**Requirement:** Please transcribe the records precisely; pictures stay out of your copy.

**Exercise materials:**
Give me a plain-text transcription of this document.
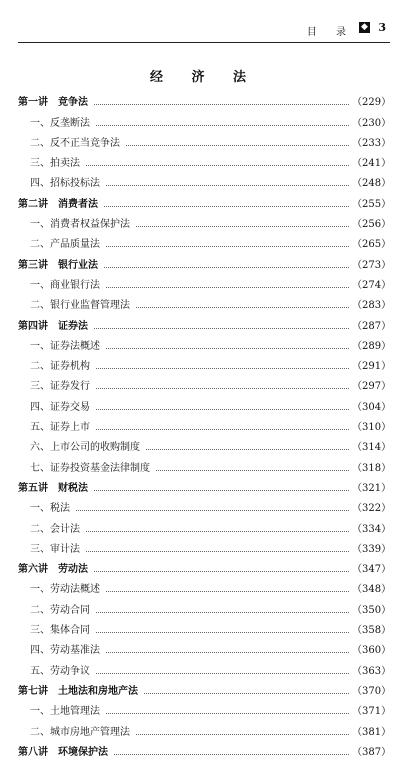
目 录 ◆ 3
经 济 法
第一讲　竞争法	（229）
一、反垄断法	（230）
二、反不正当竞争法	（233）
三、拍卖法	（241）
四、招标投标法	（248）
第二讲　消费者法	（255）
一、消费者权益保护法	（256）
二、产品质量法	（265）
第三讲　银行业法	（273）
一、商业银行法	（274）
二、银行业监督管理法	（283）
第四讲　证券法	（287）
一、证券法概述	（289）
二、证券机构	（291）
三、证券发行	（297）
四、证券交易	（304）
五、证券上市	（310）
六、上市公司的收购制度	（314）
七、证券投资基金法律制度	（318）
第五讲　财税法	（321）
一、税法	（322）
二、会计法	（334）
三、审计法	（339）
第六讲　劳动法	（347）
一、劳动法概述	（348）
二、劳动合同	（350）
三、集体合同	（358）
四、劳动基准法	（360）
五、劳动争议	（363）
第七讲　土地法和房地产法	（370）
一、土地管理法	（371）
二、城市房地产管理法	（381）
第八讲　环境保护法	（387）
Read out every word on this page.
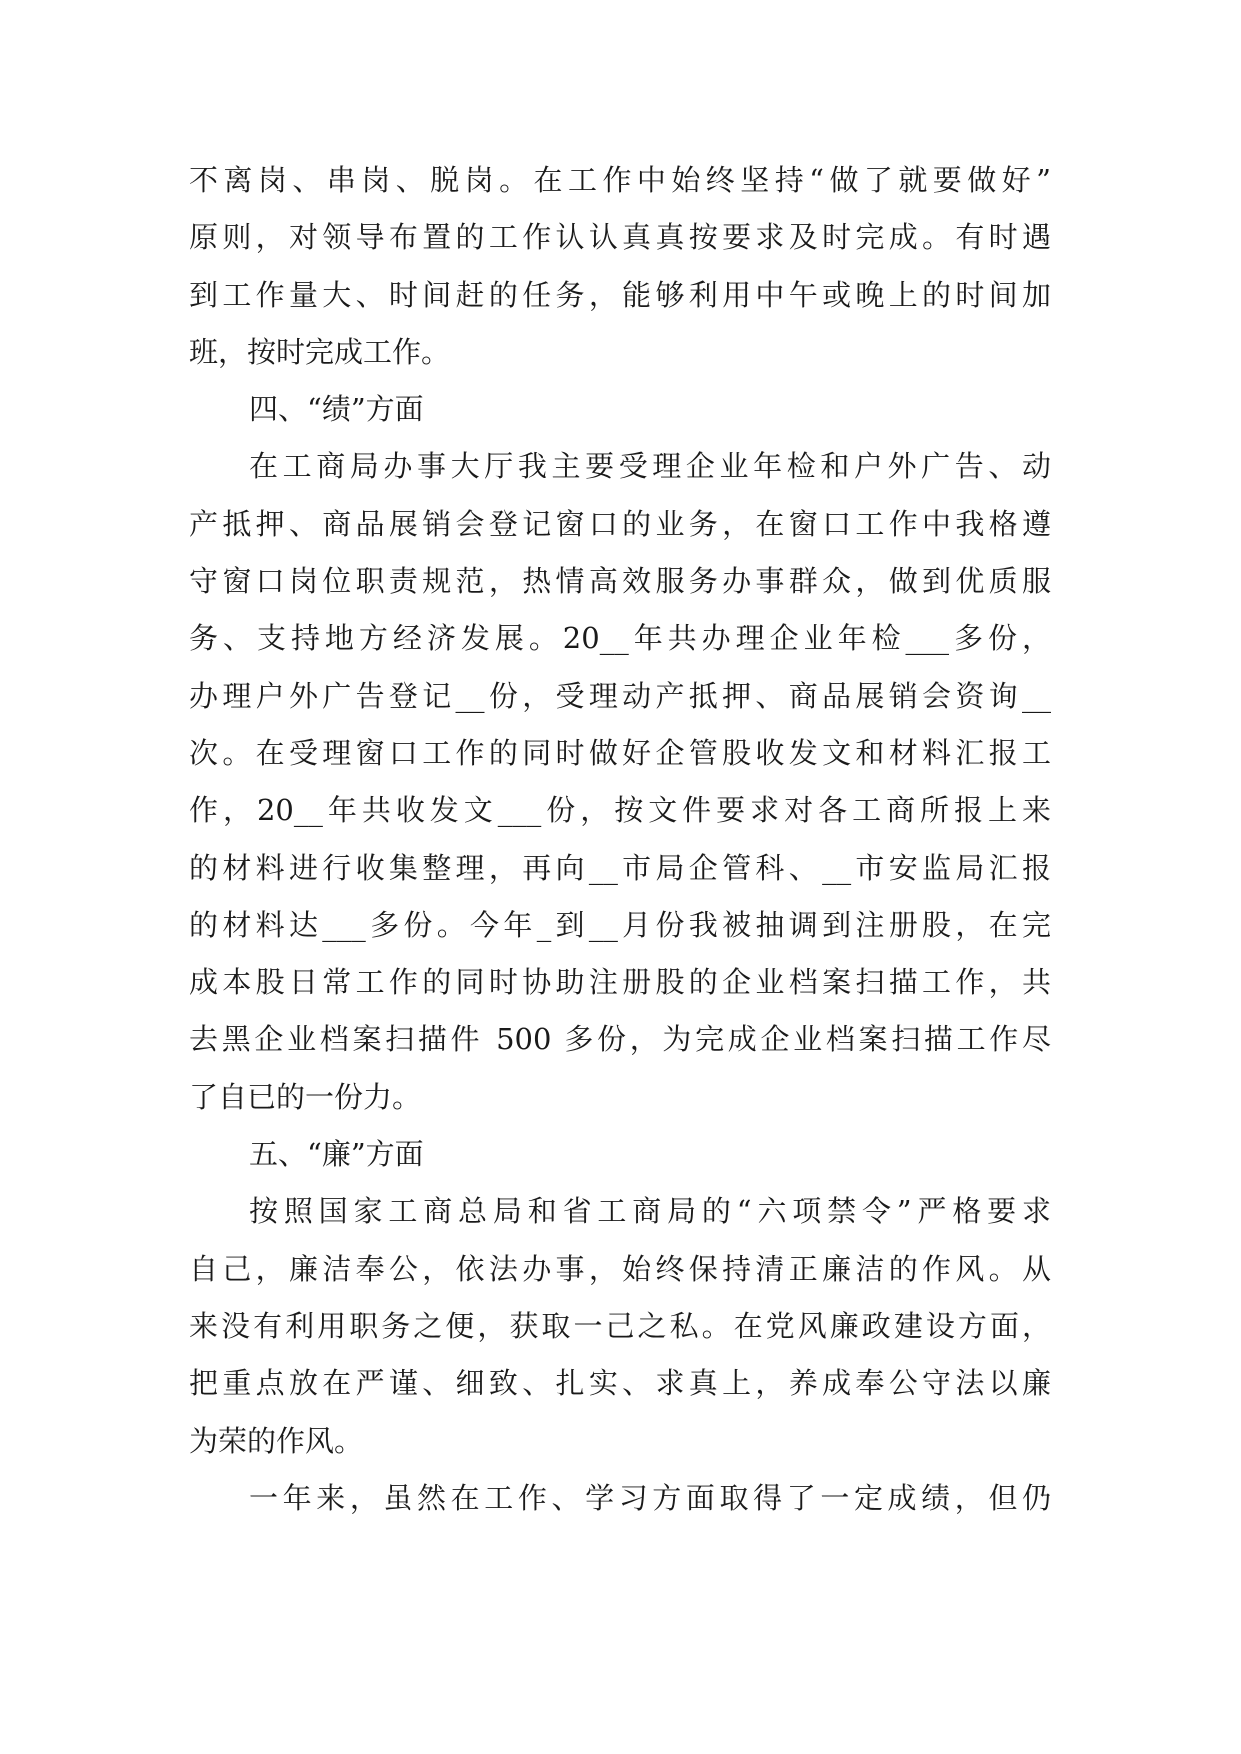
不离岗、串岗、脱岗。在工作中始终坚持“做了就要做好”
原则，对领导布置的工作认认真真按要求及时完成。有时遇
到工作量大、时间赶的任务，能够利用中午或晚上的时间加
班，按时完成工作。
四、“绩”方面
在工商局办事大厅我主要受理企业年检和户外广告、动
产抵押、商品展销会登记窗口的业务，在窗口工作中我格遵
守窗口岗位职责规范，热情高效服务办事群众，做到优质服
务、支持地方经济发展。20__年共办理企业年检___多份，
办理户外广告登记__份，受理动产抵押、商品展销会资询__
次。在受理窗口工作的同时做好企管股收发文和材料汇报工
作，20__年共收发文___份，按文件要求对各工商所报上来
的材料进行收集整理，再向__市局企管科、__市安监局汇报
的材料达___多份。今年_到__月份我被抽调到注册股，在完
成本股日常工作的同时协助注册股的企业档案扫描工作，共
去黑企业档案扫描件 500 多份，为完成企业档案扫描工作尽
了自已的一份力。
五、“廉”方面
按照国家工商总局和省工商局的“六项禁令”严格要求
自己，廉洁奉公，依法办事，始终保持清正廉洁的作风。从
来没有利用职务之便，获取一己之私。在党风廉政建设方面，
把重点放在严谨、细致、扎实、求真上，养成奉公守法以廉
为荣的作风。
一年来，虽然在工作、学习方面取得了一定成绩，但仍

**Result:**
Give me a plain-text transcription of this document.
目 录 ◆ 3
经 济 法
第一讲　竞争法	（229）
一、反垄断法	（230）
二、反不正当竞争法	（233）
三、拍卖法	（241）
四、招标投标法	（248）
第二讲　消费者法	（255）
一、消费者权益保护法	（256）
二、产品质量法	（265）
第三讲　银行业法	（273）
一、商业银行法	（274）
二、银行业监督管理法	（283）
第四讲　证券法	（287）
一、证券法概述	（289）
二、证券机构	（291）
三、证券发行	（297）
四、证券交易	（304）
五、证券上市	（310）
六、上市公司的收购制度	（314）
七、证券投资基金法律制度	（318）
第五讲　财税法	（321）
一、税法	（322）
二、会计法	（334）
三、审计法	（339）
第六讲　劳动法	（347）
一、劳动法概述	（348）
二、劳动合同	（350）
三、集体合同	（358）
四、劳动基准法	（360）
五、劳动争议	（363）
第七讲　土地法和房地产法	（370）
一、土地管理法	（371）
二、城市房地产管理法	（381）
第八讲　环境保护法	（387）
Read out every word on this page.
不离岗、串岗、脱岗。在工作中始终坚持“做了就要做好”
原则，对领导布置的工作认认真真按要求及时完成。有时遇
到工作量大、时间赶的任务，能够利用中午或晚上的时间加
班，按时完成工作。
四、“绩”方面
在工商局办事大厅我主要受理企业年检和户外广告、动
产抵押、商品展销会登记窗口的业务，在窗口工作中我格遵
守窗口岗位职责规范，热情高效服务办事群众，做到优质服
务、支持地方经济发展。20__年共办理企业年检___多份，
办理户外广告登记__份，受理动产抵押、商品展销会资询__
次。在受理窗口工作的同时做好企管股收发文和材料汇报工
作，20__年共收发文___份，按文件要求对各工商所报上来
的材料进行收集整理，再向__市局企管科、__市安监局汇报
的材料达___多份。今年_到__月份我被抽调到注册股，在完
成本股日常工作的同时协助注册股的企业档案扫描工作，共
去黑企业档案扫描件 500 多份，为完成企业档案扫描工作尽
了自已的一份力。
五、“廉”方面
按照国家工商总局和省工商局的“六项禁令”严格要求
自己，廉洁奉公，依法办事，始终保持清正廉洁的作风。从
来没有利用职务之便，获取一己之私。在党风廉政建设方面，
把重点放在严谨、细致、扎实、求真上，养成奉公守法以廉
为荣的作风。
一年来，虽然在工作、学习方面取得了一定成绩，但仍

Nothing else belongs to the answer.